Using the entries that follow, count the lines containing the word "类档案库" and give that number by itself.

— begin —

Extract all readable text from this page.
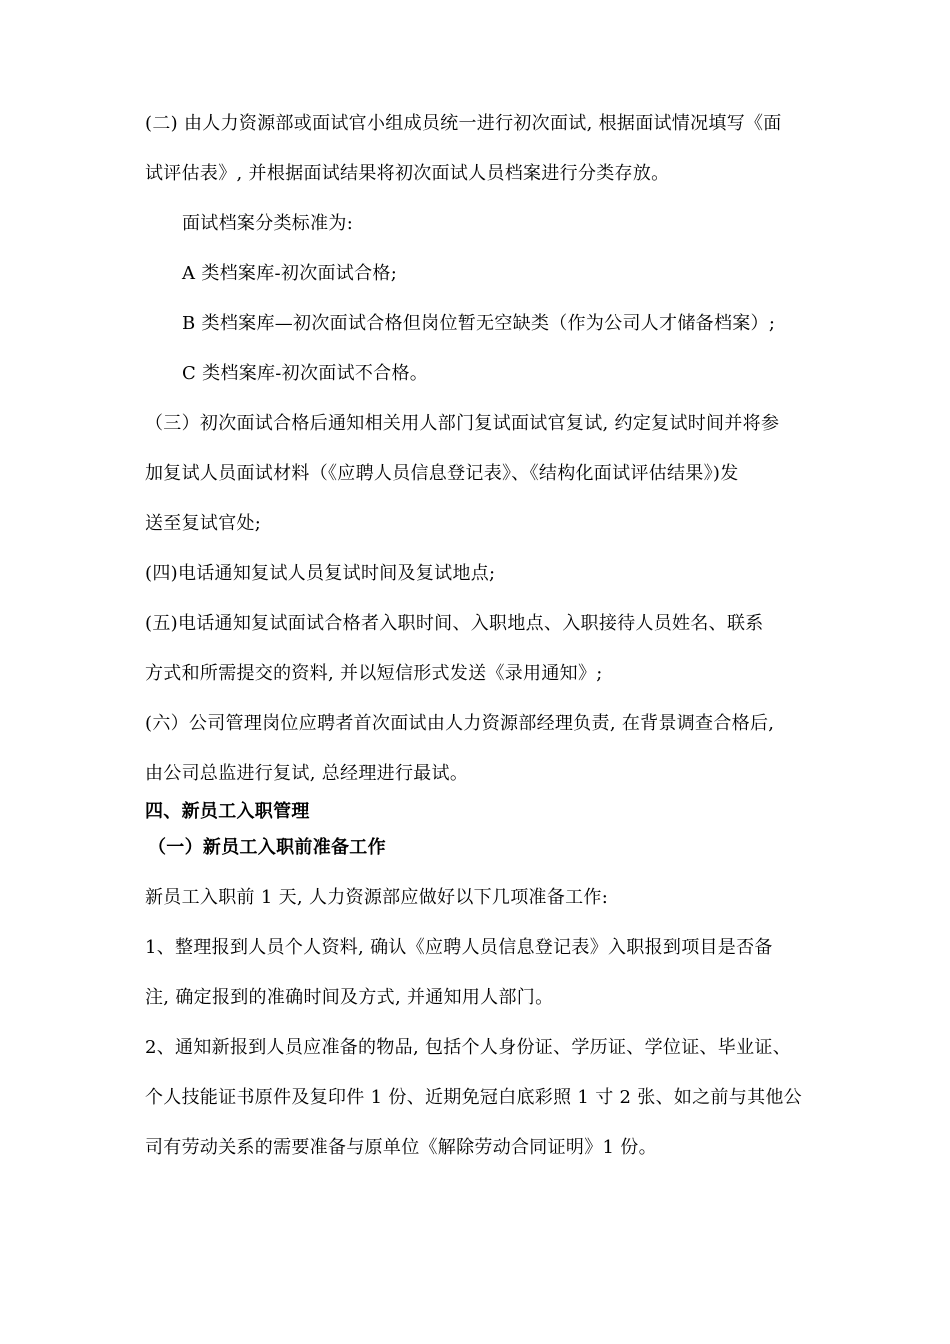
(二) 由人力资源部或面试官小组成员统一进行初次面试, 根据面试情况填写《面
试评估表》, 并根据面试结果将初次面试人员档案进行分类存放。
面试档案分类标准为:
A 类档案库-初次面试合格;
B 类档案库—初次面试合格但岗位暂无空缺类（作为公司人才储备档案）;
C 类档案库-初次面试不合格。
（三）初次面试合格后通知相关用人部门复试面试官复试, 约定复试时间并将参
加复试人员面试材料（《应聘人员信息登记表》、《结构化面试评估结果》)发
送至复试官处;
(四)电话通知复试人员复试时间及复试地点;
(五)电话通知复试面试合格者入职时间、入职地点、入职接待人员姓名、联系
方式和所需提交的资料, 并以短信形式发送《录用通知》;
(六）公司管理岗位应聘者首次面试由人力资源部经理负责, 在背景调查合格后,
由公司总监进行复试, 总经理进行最试。
四、新员工入职管理
（一）新员工入职前准备工作
新员工入职前 1 天, 人力资源部应做好以下几项准备工作:
1、整理报到人员个人资料, 确认《应聘人员信息登记表》入职报到项目是否备
注, 确定报到的准确时间及方式, 并通知用人部门。
2、通知新报到人员应准备的物品, 包括个人身份证、学历证、学位证、毕业证、
个人技能证书原件及复印件 1 份、近期免冠白底彩照 1 寸 2 张、如之前与其他公
司有劳动关系的需要准备与原单位《解除劳动合同证明》1 份。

— end —

Expected answer:
3